WORKING DATA>

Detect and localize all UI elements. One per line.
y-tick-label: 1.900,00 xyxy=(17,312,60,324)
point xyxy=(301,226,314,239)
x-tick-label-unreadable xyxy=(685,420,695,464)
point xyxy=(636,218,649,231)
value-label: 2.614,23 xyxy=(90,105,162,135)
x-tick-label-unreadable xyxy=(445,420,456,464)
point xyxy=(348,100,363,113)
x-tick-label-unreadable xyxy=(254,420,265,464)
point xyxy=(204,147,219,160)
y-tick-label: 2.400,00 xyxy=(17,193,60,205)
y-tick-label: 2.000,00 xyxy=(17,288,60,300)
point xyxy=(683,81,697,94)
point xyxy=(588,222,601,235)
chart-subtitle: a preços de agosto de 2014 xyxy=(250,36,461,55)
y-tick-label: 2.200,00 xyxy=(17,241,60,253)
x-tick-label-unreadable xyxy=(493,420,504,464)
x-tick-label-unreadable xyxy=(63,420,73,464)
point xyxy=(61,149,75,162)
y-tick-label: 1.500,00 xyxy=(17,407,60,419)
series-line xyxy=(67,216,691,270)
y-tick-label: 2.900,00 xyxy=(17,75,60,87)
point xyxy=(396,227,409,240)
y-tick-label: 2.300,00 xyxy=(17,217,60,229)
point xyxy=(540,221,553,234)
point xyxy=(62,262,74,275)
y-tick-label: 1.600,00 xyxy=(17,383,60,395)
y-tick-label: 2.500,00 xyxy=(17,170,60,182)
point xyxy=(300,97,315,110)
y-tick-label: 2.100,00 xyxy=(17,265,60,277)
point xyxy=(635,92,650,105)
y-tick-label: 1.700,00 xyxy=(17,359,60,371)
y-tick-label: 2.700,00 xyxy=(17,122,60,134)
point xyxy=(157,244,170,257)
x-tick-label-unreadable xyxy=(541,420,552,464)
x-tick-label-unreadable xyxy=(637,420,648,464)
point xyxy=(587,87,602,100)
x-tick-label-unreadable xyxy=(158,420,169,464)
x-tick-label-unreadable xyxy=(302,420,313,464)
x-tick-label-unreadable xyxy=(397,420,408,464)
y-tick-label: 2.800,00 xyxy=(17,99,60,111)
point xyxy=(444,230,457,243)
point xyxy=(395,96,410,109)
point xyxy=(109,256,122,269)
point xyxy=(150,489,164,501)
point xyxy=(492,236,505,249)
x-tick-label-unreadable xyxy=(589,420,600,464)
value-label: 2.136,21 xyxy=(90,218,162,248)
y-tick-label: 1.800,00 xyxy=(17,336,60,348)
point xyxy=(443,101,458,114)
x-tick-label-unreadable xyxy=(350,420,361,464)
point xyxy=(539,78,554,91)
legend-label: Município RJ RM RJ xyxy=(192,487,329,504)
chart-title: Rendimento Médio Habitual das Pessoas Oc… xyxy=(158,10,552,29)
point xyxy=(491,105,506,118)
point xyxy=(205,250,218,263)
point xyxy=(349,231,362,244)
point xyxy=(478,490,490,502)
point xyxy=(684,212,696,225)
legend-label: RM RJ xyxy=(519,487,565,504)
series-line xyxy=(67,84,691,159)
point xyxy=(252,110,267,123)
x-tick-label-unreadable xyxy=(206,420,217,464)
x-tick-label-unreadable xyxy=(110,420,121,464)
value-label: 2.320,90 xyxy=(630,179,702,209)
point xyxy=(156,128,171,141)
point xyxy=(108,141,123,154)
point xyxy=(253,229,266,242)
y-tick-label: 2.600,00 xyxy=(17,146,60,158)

GIVEN TASK>
Copy all of the material above, line for line, with no changes.

EXPECTED ANSWER>
Detect and localize all UI elements. One per line.
y-tick-label: 1.900,00 xyxy=(17,312,60,324)
point xyxy=(301,226,314,239)
x-tick-label-unreadable xyxy=(685,420,695,464)
point xyxy=(636,218,649,231)
value-label: 2.614,23 xyxy=(90,105,162,135)
x-tick-label-unreadable xyxy=(445,420,456,464)
point xyxy=(348,100,363,113)
x-tick-label-unreadable xyxy=(254,420,265,464)
point xyxy=(204,147,219,160)
y-tick-label: 2.400,00 xyxy=(17,193,60,205)
y-tick-label: 2.000,00 xyxy=(17,288,60,300)
point xyxy=(683,81,697,94)
point xyxy=(588,222,601,235)
chart-subtitle: a preços de agosto de 2014 xyxy=(250,36,461,55)
y-tick-label: 2.200,00 xyxy=(17,241,60,253)
x-tick-label-unreadable xyxy=(493,420,504,464)
x-tick-label-unreadable xyxy=(63,420,73,464)
point xyxy=(61,149,75,162)
y-tick-label: 1.500,00 xyxy=(17,407,60,419)
series-line xyxy=(67,216,691,270)
y-tick-label: 2.900,00 xyxy=(17,75,60,87)
point xyxy=(396,227,409,240)
y-tick-label: 2.300,00 xyxy=(17,217,60,229)
point xyxy=(540,221,553,234)
point xyxy=(62,262,74,275)
y-tick-label: 1.600,00 xyxy=(17,383,60,395)
y-tick-label: 2.500,00 xyxy=(17,170,60,182)
point xyxy=(300,97,315,110)
y-tick-label: 2.100,00 xyxy=(17,265,60,277)
point xyxy=(635,92,650,105)
y-tick-label: 1.700,00 xyxy=(17,359,60,371)
y-tick-label: 2.700,00 xyxy=(17,122,60,134)
point xyxy=(157,244,170,257)
x-tick-label-unreadable xyxy=(541,420,552,464)
x-tick-label-unreadable xyxy=(637,420,648,464)
point xyxy=(587,87,602,100)
x-tick-label-unreadable xyxy=(158,420,169,464)
x-tick-label-unreadable xyxy=(302,420,313,464)
x-tick-label-unreadable xyxy=(397,420,408,464)
y-tick-label: 2.800,00 xyxy=(17,99,60,111)
point xyxy=(444,230,457,243)
point xyxy=(395,96,410,109)
point xyxy=(109,256,122,269)
point xyxy=(150,489,164,501)
point xyxy=(492,236,505,249)
x-tick-label-unreadable xyxy=(589,420,600,464)
value-label: 2.136,21 xyxy=(90,218,162,248)
y-tick-label: 1.800,00 xyxy=(17,336,60,348)
point xyxy=(443,101,458,114)
x-tick-label-unreadable xyxy=(350,420,361,464)
point xyxy=(539,78,554,91)
legend-label: Município RJ RM RJ xyxy=(192,487,329,504)
chart-title: Rendimento Médio Habitual das Pessoas Oc… xyxy=(158,10,552,29)
point xyxy=(491,105,506,118)
point xyxy=(205,250,218,263)
point xyxy=(349,231,362,244)
point xyxy=(478,490,490,502)
point xyxy=(684,212,696,225)
legend-label: RM RJ xyxy=(519,487,565,504)
series-line xyxy=(67,84,691,159)
point xyxy=(252,110,267,123)
x-tick-label-unreadable xyxy=(206,420,217,464)
x-tick-label-unreadable xyxy=(110,420,121,464)
value-label: 2.320,90 xyxy=(630,179,702,209)
point xyxy=(156,128,171,141)
point xyxy=(108,141,123,154)
point xyxy=(253,229,266,242)
y-tick-label: 2.600,00 xyxy=(17,146,60,158)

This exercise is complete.